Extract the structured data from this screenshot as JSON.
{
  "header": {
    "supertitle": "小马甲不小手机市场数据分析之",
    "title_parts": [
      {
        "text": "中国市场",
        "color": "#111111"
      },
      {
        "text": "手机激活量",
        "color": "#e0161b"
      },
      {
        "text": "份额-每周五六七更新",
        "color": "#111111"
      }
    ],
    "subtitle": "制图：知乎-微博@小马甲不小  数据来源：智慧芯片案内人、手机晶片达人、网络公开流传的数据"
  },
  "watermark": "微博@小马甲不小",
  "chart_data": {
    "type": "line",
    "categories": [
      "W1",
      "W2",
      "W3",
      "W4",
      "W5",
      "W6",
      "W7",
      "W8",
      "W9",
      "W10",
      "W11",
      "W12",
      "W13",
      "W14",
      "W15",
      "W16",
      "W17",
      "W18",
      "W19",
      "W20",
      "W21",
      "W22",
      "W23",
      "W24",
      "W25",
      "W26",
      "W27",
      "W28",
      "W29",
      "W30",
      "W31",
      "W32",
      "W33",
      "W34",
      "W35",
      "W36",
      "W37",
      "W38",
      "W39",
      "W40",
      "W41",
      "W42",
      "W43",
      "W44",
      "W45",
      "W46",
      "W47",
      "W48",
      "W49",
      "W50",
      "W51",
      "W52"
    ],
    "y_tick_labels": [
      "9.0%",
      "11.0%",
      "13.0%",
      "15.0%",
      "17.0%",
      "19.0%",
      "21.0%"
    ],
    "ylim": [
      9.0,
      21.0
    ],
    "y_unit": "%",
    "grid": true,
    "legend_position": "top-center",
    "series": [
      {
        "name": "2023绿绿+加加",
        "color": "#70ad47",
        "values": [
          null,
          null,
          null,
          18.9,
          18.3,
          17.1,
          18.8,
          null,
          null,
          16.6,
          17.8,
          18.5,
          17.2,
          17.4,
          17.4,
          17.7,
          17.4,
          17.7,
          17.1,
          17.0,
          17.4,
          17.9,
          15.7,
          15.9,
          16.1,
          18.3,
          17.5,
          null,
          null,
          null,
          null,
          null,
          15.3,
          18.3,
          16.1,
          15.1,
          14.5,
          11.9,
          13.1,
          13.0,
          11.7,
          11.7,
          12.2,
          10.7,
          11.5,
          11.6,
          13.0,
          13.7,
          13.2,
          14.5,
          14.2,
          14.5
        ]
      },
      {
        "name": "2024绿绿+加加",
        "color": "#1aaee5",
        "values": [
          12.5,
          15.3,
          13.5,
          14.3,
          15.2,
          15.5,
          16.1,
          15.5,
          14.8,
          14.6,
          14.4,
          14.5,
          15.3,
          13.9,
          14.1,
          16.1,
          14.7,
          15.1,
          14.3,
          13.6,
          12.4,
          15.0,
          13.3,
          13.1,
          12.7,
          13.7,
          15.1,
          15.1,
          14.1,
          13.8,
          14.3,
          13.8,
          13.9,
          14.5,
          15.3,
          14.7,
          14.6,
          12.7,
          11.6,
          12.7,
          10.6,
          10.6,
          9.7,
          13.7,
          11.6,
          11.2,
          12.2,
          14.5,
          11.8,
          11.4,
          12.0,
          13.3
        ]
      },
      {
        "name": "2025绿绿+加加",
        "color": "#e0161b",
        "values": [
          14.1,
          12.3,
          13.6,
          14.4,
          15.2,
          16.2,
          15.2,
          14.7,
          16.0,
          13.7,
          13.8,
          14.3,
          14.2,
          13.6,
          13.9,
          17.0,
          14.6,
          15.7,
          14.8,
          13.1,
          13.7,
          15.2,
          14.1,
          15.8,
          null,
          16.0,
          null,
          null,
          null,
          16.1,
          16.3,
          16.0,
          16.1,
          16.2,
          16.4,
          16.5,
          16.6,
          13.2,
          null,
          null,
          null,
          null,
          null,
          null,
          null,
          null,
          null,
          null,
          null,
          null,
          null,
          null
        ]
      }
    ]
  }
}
_ _ _ _ _
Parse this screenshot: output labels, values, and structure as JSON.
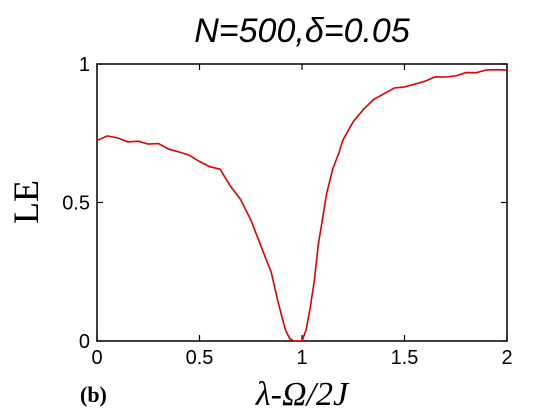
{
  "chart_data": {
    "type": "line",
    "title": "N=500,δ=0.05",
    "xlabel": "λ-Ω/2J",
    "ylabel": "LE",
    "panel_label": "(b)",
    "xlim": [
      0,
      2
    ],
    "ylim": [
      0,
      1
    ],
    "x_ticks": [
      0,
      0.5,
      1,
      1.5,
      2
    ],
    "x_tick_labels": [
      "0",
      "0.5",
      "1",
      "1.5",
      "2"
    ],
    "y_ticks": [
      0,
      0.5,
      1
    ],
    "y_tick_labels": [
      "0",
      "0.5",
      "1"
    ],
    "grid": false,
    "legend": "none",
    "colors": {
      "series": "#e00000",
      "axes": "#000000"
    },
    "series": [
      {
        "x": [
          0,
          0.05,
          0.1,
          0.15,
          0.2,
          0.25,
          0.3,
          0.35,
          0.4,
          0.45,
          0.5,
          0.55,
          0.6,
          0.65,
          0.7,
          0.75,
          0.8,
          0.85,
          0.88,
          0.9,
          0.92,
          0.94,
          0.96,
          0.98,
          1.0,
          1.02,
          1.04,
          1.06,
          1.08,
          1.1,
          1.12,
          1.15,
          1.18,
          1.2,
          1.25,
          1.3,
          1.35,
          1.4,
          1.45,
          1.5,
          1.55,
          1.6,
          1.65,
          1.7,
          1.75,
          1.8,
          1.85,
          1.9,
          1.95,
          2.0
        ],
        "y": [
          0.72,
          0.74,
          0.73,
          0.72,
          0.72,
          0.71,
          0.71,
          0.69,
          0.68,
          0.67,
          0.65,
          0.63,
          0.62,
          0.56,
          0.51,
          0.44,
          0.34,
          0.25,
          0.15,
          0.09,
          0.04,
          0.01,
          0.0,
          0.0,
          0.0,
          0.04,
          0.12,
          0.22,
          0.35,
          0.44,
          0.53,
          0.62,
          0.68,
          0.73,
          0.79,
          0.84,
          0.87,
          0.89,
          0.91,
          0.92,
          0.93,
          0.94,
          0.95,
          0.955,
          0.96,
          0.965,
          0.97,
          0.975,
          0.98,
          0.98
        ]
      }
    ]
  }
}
_ _ _ _ _
**Exercise goal**:
Pick out, from the lines above, every one that contains the string "screenshot".

**Answer in full**:
Extract the structured data from this screenshot as JSON.
Parse this screenshot: output labels, values, and structure as JSON.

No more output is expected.